• The problem: Put every line of the records below into a Markdown table with the columns Row and Line, giving each row its number and skipping blank lines. Leave the pictures out.
____ Record excerpts
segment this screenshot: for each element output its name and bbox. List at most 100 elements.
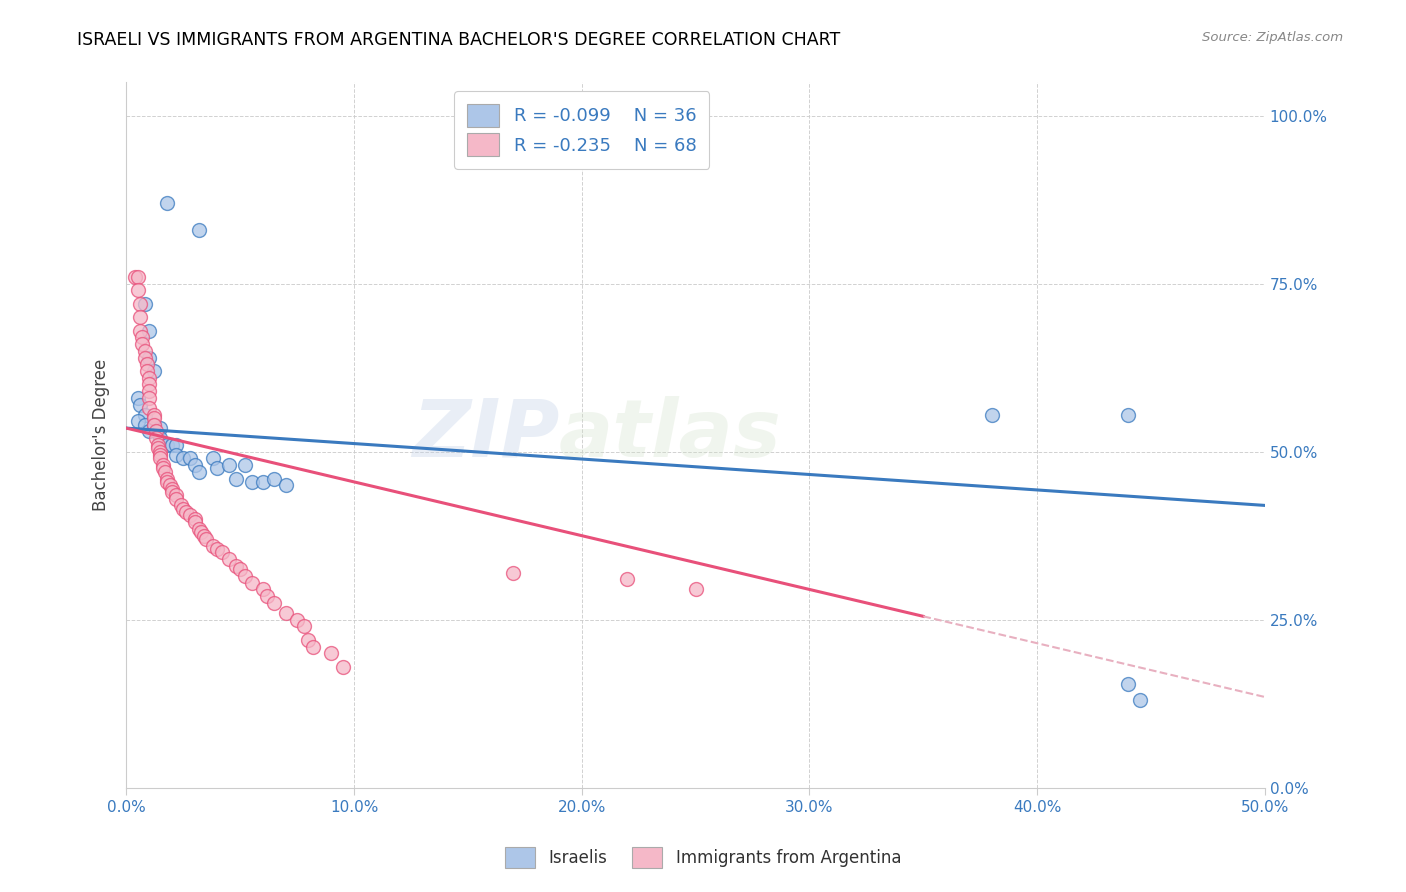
Point [148,442,170,456]
Point [145,425,167,439]
Point [152,458,174,472]
Point [165,491,187,506]
Point [138,351,160,365]
Point [292,619,315,633]
Text: atlas: atlas [560,396,782,474]
Point [129,297,152,311]
Point [129,324,152,338]
Point [138,324,160,338]
Point [129,398,152,412]
Point [233,458,256,472]
Point [138,384,160,398]
Point [127,414,149,428]
Point [160,485,183,500]
Point [142,417,165,432]
Point [183,515,205,529]
Text: ZIP: ZIP [412,396,560,474]
Point [156,475,179,489]
Point [274,606,297,620]
Point [165,448,187,462]
Point [131,330,153,344]
Point [156,471,179,485]
Point [240,475,263,489]
Point [1129,693,1152,707]
Point [285,613,308,627]
Point [135,357,157,371]
Point [616,573,638,587]
Point [149,451,172,466]
Point [190,525,212,540]
Point [153,465,176,479]
Point [229,562,252,576]
Point [134,343,156,358]
Point [131,337,153,351]
Point [174,505,197,519]
Point [188,465,211,479]
Point [218,458,240,472]
Point [138,391,160,405]
Point [149,431,172,445]
Point [233,569,256,583]
Point [225,558,247,573]
Point [332,659,354,673]
Point [195,532,218,546]
Point [207,461,229,475]
Point [127,283,149,297]
Point [302,640,325,654]
Text: ISRAELI VS IMMIGRANTS FROM ARGENTINA BACHELOR'S DEGREE CORRELATION CHART: ISRAELI VS IMMIGRANTS FROM ARGENTINA BAC… [77,31,841,49]
Point [201,451,224,466]
Point [134,297,156,311]
Point [321,646,343,660]
Point [211,545,233,559]
Point [149,421,172,435]
Point [142,417,165,432]
Point [156,195,179,210]
Point [240,575,263,590]
Point [145,431,167,445]
Y-axis label: Bachelor's Degree: Bachelor's Degree [93,359,110,511]
Point [207,542,229,557]
Point [274,478,297,492]
Point [179,508,201,523]
Legend: Israelis, Immigrants from Argentina: Israelis, Immigrants from Argentina [498,840,908,875]
Point [188,223,211,237]
Point [127,391,149,405]
Point [160,482,183,496]
Point [225,471,247,485]
Point [1116,676,1139,690]
Point [297,632,319,647]
Point [142,411,165,425]
Point [165,438,187,452]
Point [188,522,211,536]
Point [256,589,278,603]
Point [201,539,224,553]
Point [152,461,174,475]
Point [134,351,156,365]
Legend: R = -0.099    N = 36, R = -0.235    N = 68: R = -0.099 N = 36, R = -0.235 N = 68 [454,91,709,169]
Point [1116,408,1139,422]
Point [160,438,183,452]
Point [172,451,194,466]
Point [980,408,1002,422]
Point [138,425,160,439]
Text: Source: ZipAtlas.com: Source: ZipAtlas.com [1202,31,1343,45]
Point [685,582,707,597]
Point [142,364,165,378]
Point [179,451,201,466]
Point [159,478,181,492]
Point [172,501,194,516]
Point [193,529,215,543]
Point [252,582,274,597]
Point [263,596,285,610]
Point [149,444,172,458]
Point [148,438,170,452]
Point [252,475,274,489]
Point [138,401,160,415]
Point [170,499,193,513]
Point [156,438,179,452]
Point [127,269,149,284]
Point [165,488,187,502]
Point [129,310,152,325]
Point [183,458,205,472]
Point [124,269,146,284]
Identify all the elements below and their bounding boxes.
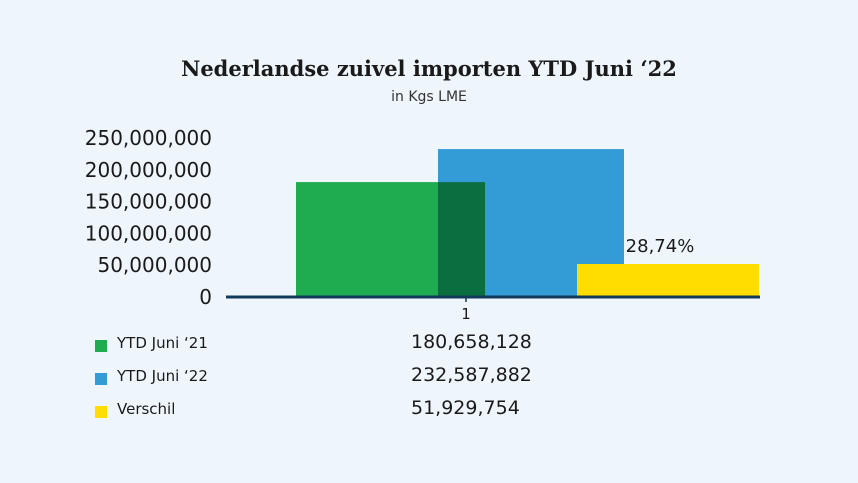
________
• Exercise response:
| Row | Line |
|---|---|
| 1 | segment this screenshot: for each element output its name and bbox. List at most 100 elements. |
| 2 | Point [148,442,170,456] |
| 3 | Point [145,425,167,439] |
| 4 | Point [152,458,174,472] |
| 5 | Point [165,491,187,506] |
| 6 | Point [138,351,160,365] |
| 7 | Point [292,619,315,633] |
| 8 | Text: atlas: atlas [560,396,782,474] |
| 9 | Point [129,297,152,311] |
| 10 | Point [129,324,152,338] |
| 11 | Point [138,324,160,338] |
| 12 | Point [129,398,152,412] |
| 13 | Point [233,458,256,472] |
| 14 | Point [138,384,160,398] |
| 15 | Point [127,414,149,428] |
| 16 | Point [160,485,183,500] |
| 17 | Point [142,417,165,432] |
| 18 | Point [183,515,205,529] |
| 19 | Text: ZIP: ZIP [412,396,560,474] |
| 20 | Point [156,475,179,489] |
| 21 | Point [274,606,297,620] |
| 22 | Point [165,448,187,462] |
| 23 | Point [131,330,153,344] |
| 24 | Point [156,471,179,485] |
| 25 | Point [240,475,263,489] |
| 26 | Point [1129,693,1152,707] |
| 27 | Point [285,613,308,627] |
| 28 | Point [135,357,157,371] |
| 29 | Point [616,573,638,587] |
| 30 | Point [149,451,172,466] |
| 31 | Point [190,525,212,540] |
| 32 | Point [153,465,176,479] |
| 33 | Point [229,562,252,576] |
| 34 | Point [134,343,156,358] |
| 35 | Point [131,337,153,351] |
| 36 | Point [174,505,197,519] |
| 37 | Point [188,465,211,479] |
| 38 | Point [218,458,240,472] |
| 39 | Point [138,391,160,405] |
| 40 | Point [149,431,172,445] |
| 41 | Point [233,569,256,583] |
| 42 | Point [225,558,247,573] |
| 43 | Point [332,659,354,673] |
| 44 | Point [195,532,218,546] |
| 45 | Point [207,461,229,475] |
| 46 | Point [127,283,149,297] |
| 47 | Point [302,640,325,654] |
| 48 | Text: ISRAELI VS IMMIGRANTS FROM ARGENTINA BACHELOR'S DEGREE CORRELATION CHART: ISRAELI VS IMMIGRANTS FROM ARGENTINA BAC… [77,31,841,49] |
| 49 | Point [201,451,224,466] |
| 50 | Point [134,297,156,311] |
| 51 | Point [321,646,343,660] |
| 52 | Point [211,545,233,559] |
| 53 | Point [149,421,172,435] |
| 54 | Point [142,417,165,432] |
| 55 | Point [156,195,179,210] |
| 56 | Point [240,575,263,590] |
| 57 | Point [145,431,167,445] |
| 58 | Y-axis label: Bachelor's Degree: Bachelor's Degree [93,359,110,511] |
| 59 | Point [207,542,229,557] |
| 60 | Point [274,478,297,492] |
| 61 | Point [179,508,201,523] |
| 62 | Legend: Israelis, Immigrants from Argentina: Israelis, Immigrants from Argentina [498,840,908,875] |
| 63 | Point [188,223,211,237] |
| 64 | Point [127,391,149,405] |
| 65 | Point [160,482,183,496] |
| 66 | Point [225,471,247,485] |
| 67 | Point [1116,676,1139,690] |
| 68 | Point [297,632,319,647] |
| 69 | Point [142,411,165,425] |
| 70 | Point [165,438,187,452] |
| 71 | Point [188,522,211,536] |
| 72 | Point [256,589,278,603] |
| 73 | Point [201,539,224,553] |
| 74 | Point [152,461,174,475] |
| 75 | Point [134,351,156,365] |
| 76 | Legend: R = -0.099    N = 36, R = -0.235    N = 68: R = -0.099 N = 36, R = -0.235 N = 68 [454,91,709,169] |
| 77 | Point [1116,408,1139,422] |
| 78 | Point [160,438,183,452] |
| 79 | Point [172,451,194,466] |
| 80 | Point [980,408,1002,422] |
| 81 | Point [138,425,160,439] |
| 82 | Text: Source: ZipAtlas.com: Source: ZipAtlas.com [1202,31,1343,45] |
| 83 | Point [685,582,707,597] |
| 84 | Point [142,364,165,378] |
| 85 | Point [179,451,201,466] |
| 86 | Point [159,478,181,492] |
| 87 | Point [172,501,194,516] |
| 88 | Point [193,529,215,543] |
| 89 | Point [252,582,274,597] |
| 90 | Point [263,596,285,610] |
| 91 | Point [149,444,172,458] |
| 92 | Point [148,438,170,452] |
| 93 | Point [252,475,274,489] |
| 94 | Point [138,401,160,415] |
| 95 | Point [170,499,193,513] |
| 96 | Point [156,438,179,452] |
| 97 | Point [127,269,149,284] |
| 98 | Point [165,488,187,502] |
| 99 | Point [129,310,152,325] |
| 100 | Point [183,458,205,472] |
| 101 | Point [124,269,146,284] |
| 102 | Identify all the elements below and their bounding boxes. |